◆ SET TASK ◆
Could you extract every entry below and reproduce it exactly?

(Extracted records)
▼▼▼

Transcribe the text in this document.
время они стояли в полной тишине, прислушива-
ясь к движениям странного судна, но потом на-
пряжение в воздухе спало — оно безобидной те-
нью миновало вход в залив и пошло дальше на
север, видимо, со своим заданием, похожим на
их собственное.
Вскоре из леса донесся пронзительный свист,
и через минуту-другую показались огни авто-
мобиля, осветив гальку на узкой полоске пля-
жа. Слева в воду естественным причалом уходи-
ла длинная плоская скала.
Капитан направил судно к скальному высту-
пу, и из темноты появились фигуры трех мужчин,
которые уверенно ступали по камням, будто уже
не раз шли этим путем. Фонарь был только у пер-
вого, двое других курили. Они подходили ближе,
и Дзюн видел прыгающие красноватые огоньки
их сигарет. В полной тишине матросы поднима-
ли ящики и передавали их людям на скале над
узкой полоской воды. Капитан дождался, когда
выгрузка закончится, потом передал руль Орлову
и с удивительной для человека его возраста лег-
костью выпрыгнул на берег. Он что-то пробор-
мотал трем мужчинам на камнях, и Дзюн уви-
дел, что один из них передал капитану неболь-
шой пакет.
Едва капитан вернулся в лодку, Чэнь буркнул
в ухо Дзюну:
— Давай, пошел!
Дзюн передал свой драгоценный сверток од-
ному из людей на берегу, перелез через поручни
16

▲▲▲

◆ EXERCISE RESPONSE ◆
Transcribe the text in this document.
время они стояли в полной тишине, прислушива-
ясь к движениям странного судна, но потом на-
пряжение в воздухе спало — оно безобидной те-
нью миновало вход в залив и пошло дальше на
север, видимо, со своим заданием, похожим на
их собственное.
Вскоре из леса донесся пронзительный свист,
и через минуту-другую показались огни авто-
мобиля, осветив гальку на узкой полоске пля-
жа. Слева в воду естественным причалом уходи-
ла длинная плоская скала.
Капитан направил судно к скальному высту-
пу, и из темноты появились фигуры трех мужчин,
которые уверенно ступали по камням, будто уже
не раз шли этим путем. Фонарь был только у пер-
вого, двое других курили. Они подходили ближе,
и Дзюн видел прыгающие красноватые огоньки
их сигарет. В полной тишине матросы поднима-
ли ящики и передавали их людям на скале над
узкой полоской воды. Капитан дождался, когда
выгрузка закончится, потом передал руль Орлову
и с удивительной для человека его возраста лег-
костью выпрыгнул на берег. Он что-то пробор-
мотал трем мужчинам на камнях, и Дзюн уви-
дел, что один из них передал капитану неболь-
шой пакет.
Едва капитан вернулся в лодку, Чэнь буркнул
в ухо Дзюну:
— Давай, пошел!
Дзюн передал свой драгоценный сверток од-
ному из людей на берегу, перелез через поручни
16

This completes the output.